▽
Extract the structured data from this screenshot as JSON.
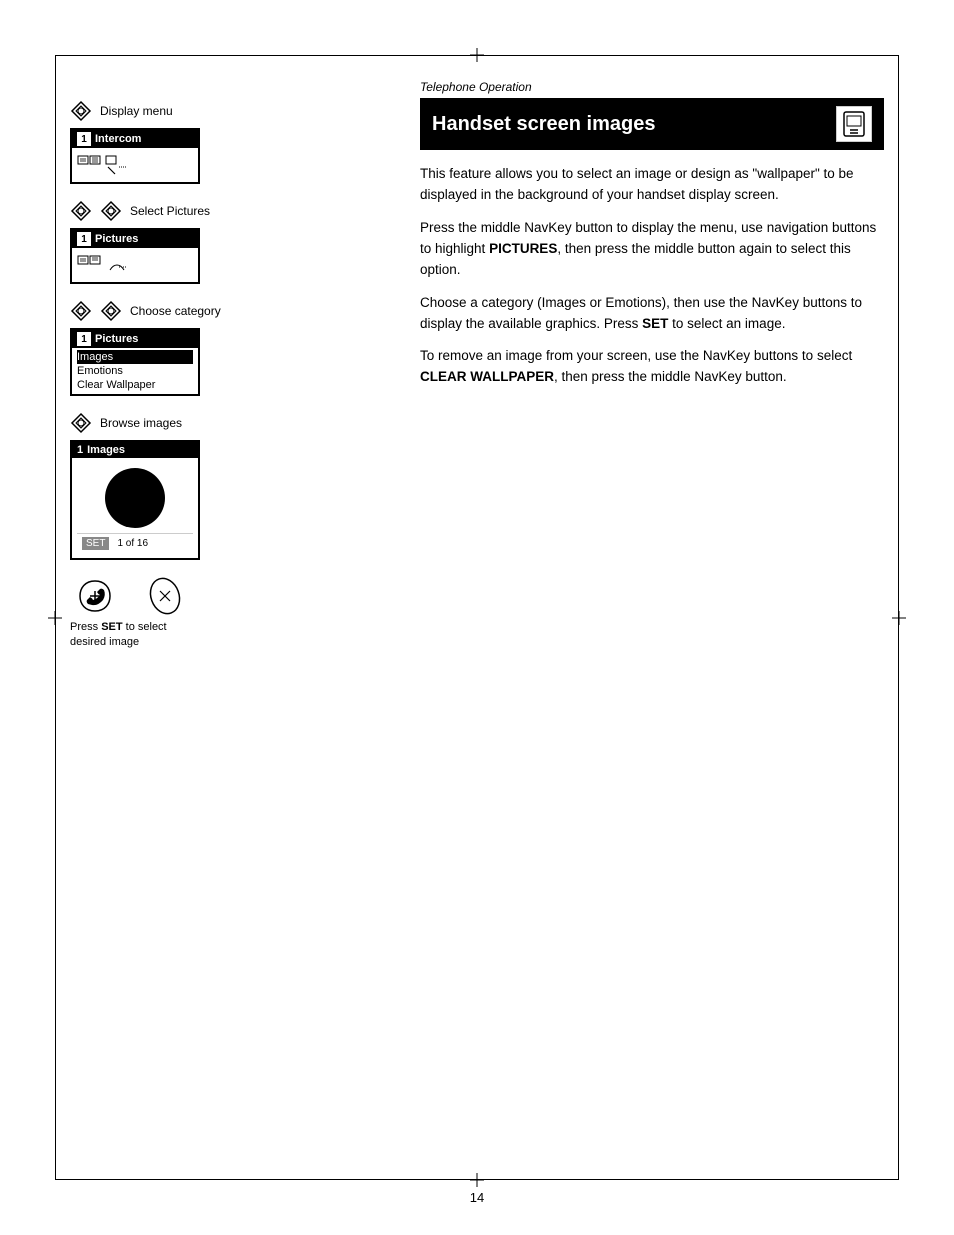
{
  "page": {
    "number": "14",
    "section_label": "Telephone Operation",
    "title": "Handset screen images",
    "body_paragraphs": [
      "This feature allows you to select an image or design as \"wallpaper\" to be displayed in the background of your handset display screen.",
      "Press the middle NavKey button to display the menu, use navigation buttons to highlight PICTURES, then press the middle button again to select this option.",
      "Choose a category (Images or Emotions), then use the NavKey buttons to display the available graphics. Press SET to select an image.",
      "To remove an image from your screen, use the NavKey buttons to select CLEAR WALLPAPER, then press the middle NavKey button."
    ],
    "bold_words": [
      "PICTURES",
      "SET",
      "CLEAR WALLPAPER"
    ],
    "diagrams": [
      {
        "nav_label": "Display menu",
        "screen_title": "Intercom",
        "screen_num": "1"
      },
      {
        "nav_label": "Select Pictures",
        "screen_title": "Pictures",
        "screen_num": "1"
      },
      {
        "nav_label": "Choose category",
        "screen_title": "Pictures",
        "screen_num": "1",
        "menu_items": [
          "Images",
          "Emotions",
          "Clear Wallpaper"
        ],
        "selected_item": 0
      },
      {
        "nav_label": "Browse images",
        "screen_title": "Images",
        "screen_num": "1",
        "has_image": true,
        "image_counter": "1 of 16"
      }
    ],
    "caption": "Press SET to select desired image"
  }
}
△
Written task » Your copy should match the records word for word, with the pictures removed.

Response to the task »
Extract the structured data from this screenshot as JSON.
{
  "page": {
    "number": "14",
    "section_label": "Telephone Operation",
    "title": "Handset screen images",
    "body_paragraphs": [
      "This feature allows you to select an image or design as \"wallpaper\" to be displayed in the background of your handset display screen.",
      "Press the middle NavKey button to display the menu, use navigation buttons to highlight PICTURES, then press the middle button again to select this option.",
      "Choose a category (Images or Emotions), then use the NavKey buttons to display the available graphics. Press SET to select an image.",
      "To remove an image from your screen, use the NavKey buttons to select CLEAR WALLPAPER, then press the middle NavKey button."
    ],
    "bold_words": [
      "PICTURES",
      "SET",
      "CLEAR WALLPAPER"
    ],
    "diagrams": [
      {
        "nav_label": "Display menu",
        "screen_title": "Intercom",
        "screen_num": "1"
      },
      {
        "nav_label": "Select Pictures",
        "screen_title": "Pictures",
        "screen_num": "1"
      },
      {
        "nav_label": "Choose category",
        "screen_title": "Pictures",
        "screen_num": "1",
        "menu_items": [
          "Images",
          "Emotions",
          "Clear Wallpaper"
        ],
        "selected_item": 0
      },
      {
        "nav_label": "Browse images",
        "screen_title": "Images",
        "screen_num": "1",
        "has_image": true,
        "image_counter": "1 of 16"
      }
    ],
    "caption": "Press SET to select desired image"
  }
}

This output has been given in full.